| Written instruction |
Begin at the line that holds "Read out every word on this page." and copy each line exactly until the data below ends, including that last line but no pictures.

| Dataset rows |
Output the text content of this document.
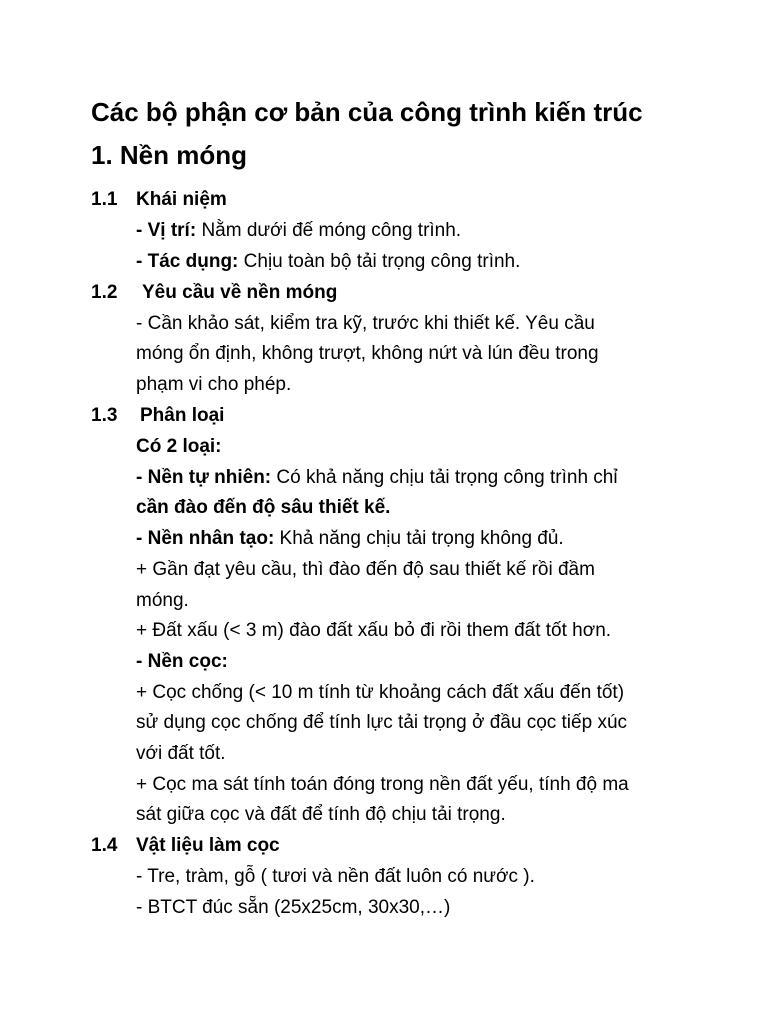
Các bộ phận cơ bản của công trình kiến trúc
1. Nền móng
1.1 Khái niệm
- Vị trí: Nằm dưới đế móng công trình.
- Tác dụng: Chịu toàn bộ tải trọng công trình.
1.2 Yêu cầu về nền móng
- Cần khảo sát, kiểm tra kỹ, trước khi thiết kế. Yêu cầu
móng ổn định, không trượt, không nứt và lún đều trong
phạm vi cho phép.
1.3 Phân loại
Có 2 loại:
- Nền tự nhiên: Có khả năng chịu tải trọng công trình chỉ
cần đào đến độ sâu thiết kế.
- Nền nhân tạo: Khả năng chịu tải trọng không đủ.
+ Gần đạt yêu cầu, thì đào đến độ sau thiết kế rồi đầm
móng.
+ Đất xấu (< 3 m) đào đất xấu bỏ đi rồi them đất tốt hơn.
- Nền cọc:
+ Cọc chống (< 10 m tính từ khoảng cách đất xấu đến tốt)
sử dụng cọc chống để tính lực tải trọng ở đầu cọc tiếp xúc
với đất tốt.
+ Cọc ma sát tính toán đóng trong nền đất yếu, tính độ ma
sát giữa cọc và đất để tính độ chịu tải trọng.
1.4 Vật liệu làm cọc
- Tre, tràm, gỗ ( tươi và nền đất luôn có nước ).
- BTCT đúc sẵn (25x25cm, 30x30,…)
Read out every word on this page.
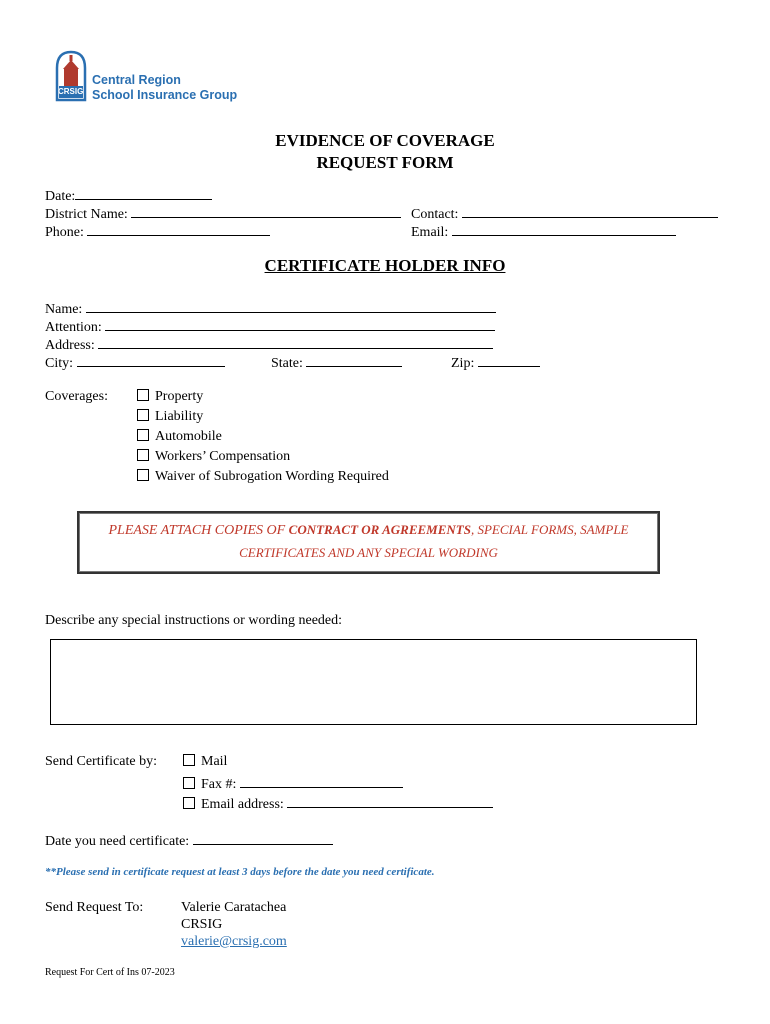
CRSIG
Central Region
School Insurance Group
EVIDENCE OF COVERAGE
REQUEST FORM
Date:
District Name:	Contact:
Phone:	Email:
CERTIFICATE HOLDER INFO
Name:
Attention:
Address:
City:	State:	Zip:
Coverages:	Property
Liability
Automobile
Workers’ Compensation
Waiver of Subrogation Wording Required
PLEASE ATTACH COPIES OF CONTRACT OR AGREEMENTS, SPECIAL FORMS, SAMPLE
CERTIFICATES AND ANY SPECIAL WORDING
Describe any special instructions or wording needed:
Send Certificate by:	Mail
Fax #:
Email address:
Date you need certificate:
**Please send in certificate request at least 3 days before the date you need certificate.
Send Request To:	Valerie Caratachea
CRSIG
valerie@crsig.com
Request For Cert of Ins 07-2023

| Exercise output |
Read out every word on this page.
CRSIG
Central Region
School Insurance Group
EVIDENCE OF COVERAGE
REQUEST FORM
Date:
District Name:	Contact:
Phone:	Email:
CERTIFICATE HOLDER INFO
Name:
Attention:
Address:
City:	State:	Zip:
Coverages:	Property
Liability
Automobile
Workers’ Compensation
Waiver of Subrogation Wording Required
PLEASE ATTACH COPIES OF CONTRACT OR AGREEMENTS, SPECIAL FORMS, SAMPLE
CERTIFICATES AND ANY SPECIAL WORDING
Describe any special instructions or wording needed:
Send Certificate by:	Mail
Fax #:
Email address:
Date you need certificate:
**Please send in certificate request at least 3 days before the date you need certificate.
Send Request To:	Valerie Caratachea
CRSIG
valerie@crsig.com
Request For Cert of Ins 07-2023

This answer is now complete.